** Start ENTRIES SUPPLIED **
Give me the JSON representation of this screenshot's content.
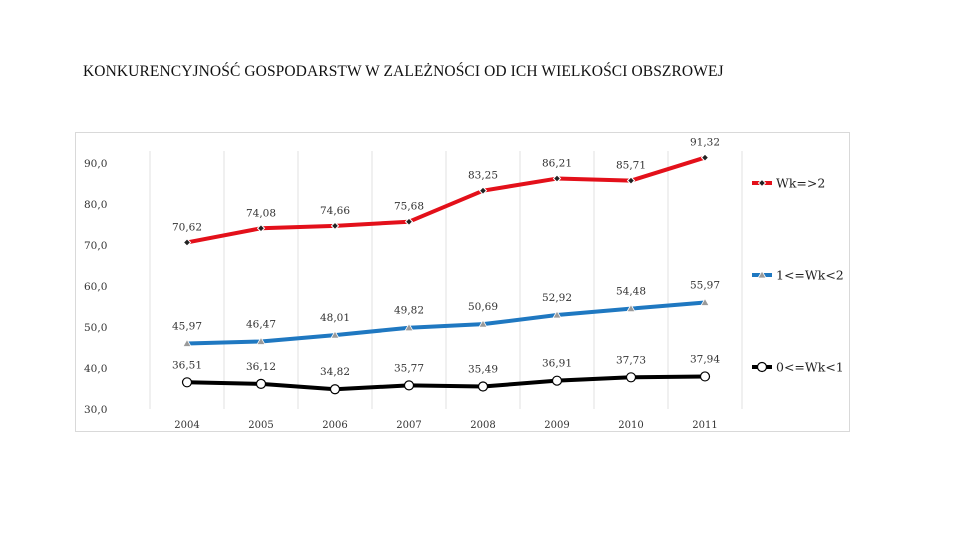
{
  "slide_title": "KONKURENCYJNOŚĆ GOSPODARSTW W ZALEŻNOŚCI OD ICH WIELKOŚCI OBSZROWEJ",
  "chart_data": {
    "type": "line",
    "title": "",
    "xlabel": "",
    "ylabel": "",
    "ylim": [
      30,
      90
    ],
    "yticks": [
      "90,0",
      "80,0",
      "70,0",
      "60,0",
      "50,0",
      "40,0",
      "30,0"
    ],
    "categories": [
      "2004",
      "2005",
      "2006",
      "2007",
      "2008",
      "2009",
      "2010",
      "2011"
    ],
    "grid": "vertical",
    "legend_position": "right",
    "series": [
      {
        "name": "Wk=>2",
        "color": "#e3101a",
        "marker": "diamond",
        "values": [
          70.62,
          74.08,
          74.66,
          75.68,
          83.25,
          86.21,
          85.71,
          91.32
        ],
        "labels": [
          "70,62",
          "74,08",
          "74,66",
          "75,68",
          "83,25",
          "86,21",
          "85,71",
          "91,32"
        ]
      },
      {
        "name": "1<=Wk<2",
        "color": "#1f78c1",
        "marker": "triangle",
        "values": [
          45.97,
          46.47,
          48.01,
          49.82,
          50.69,
          52.92,
          54.48,
          55.97
        ],
        "labels": [
          "45,97",
          "46,47",
          "48,01",
          "49,82",
          "50,69",
          "52,92",
          "54,48",
          "55,97"
        ]
      },
      {
        "name": "0<=Wk<1",
        "color": "#000000",
        "marker": "circle",
        "values": [
          36.51,
          36.12,
          34.82,
          35.77,
          35.49,
          36.91,
          37.73,
          37.94
        ],
        "labels": [
          "36,51",
          "36,12",
          "34,82",
          "35,77",
          "35,49",
          "36,91",
          "37,73",
          "37,94"
        ]
      }
    ]
  }
}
** End ENTRIES SUPPLIED **
**YOUR INSTRUCTIONS:**
Skip the pictures, then retype every line above exactly.

**REPLY TO THE TASK:**
Give me the JSON representation of this screenshot's content.
{
  "slide_title": "KONKURENCYJNOŚĆ GOSPODARSTW W ZALEŻNOŚCI OD ICH WIELKOŚCI OBSZROWEJ",
  "chart_data": {
    "type": "line",
    "title": "",
    "xlabel": "",
    "ylabel": "",
    "ylim": [
      30,
      90
    ],
    "yticks": [
      "90,0",
      "80,0",
      "70,0",
      "60,0",
      "50,0",
      "40,0",
      "30,0"
    ],
    "categories": [
      "2004",
      "2005",
      "2006",
      "2007",
      "2008",
      "2009",
      "2010",
      "2011"
    ],
    "grid": "vertical",
    "legend_position": "right",
    "series": [
      {
        "name": "Wk=>2",
        "color": "#e3101a",
        "marker": "diamond",
        "values": [
          70.62,
          74.08,
          74.66,
          75.68,
          83.25,
          86.21,
          85.71,
          91.32
        ],
        "labels": [
          "70,62",
          "74,08",
          "74,66",
          "75,68",
          "83,25",
          "86,21",
          "85,71",
          "91,32"
        ]
      },
      {
        "name": "1<=Wk<2",
        "color": "#1f78c1",
        "marker": "triangle",
        "values": [
          45.97,
          46.47,
          48.01,
          49.82,
          50.69,
          52.92,
          54.48,
          55.97
        ],
        "labels": [
          "45,97",
          "46,47",
          "48,01",
          "49,82",
          "50,69",
          "52,92",
          "54,48",
          "55,97"
        ]
      },
      {
        "name": "0<=Wk<1",
        "color": "#000000",
        "marker": "circle",
        "values": [
          36.51,
          36.12,
          34.82,
          35.77,
          35.49,
          36.91,
          37.73,
          37.94
        ],
        "labels": [
          "36,51",
          "36,12",
          "34,82",
          "35,77",
          "35,49",
          "36,91",
          "37,73",
          "37,94"
        ]
      }
    ]
  }
}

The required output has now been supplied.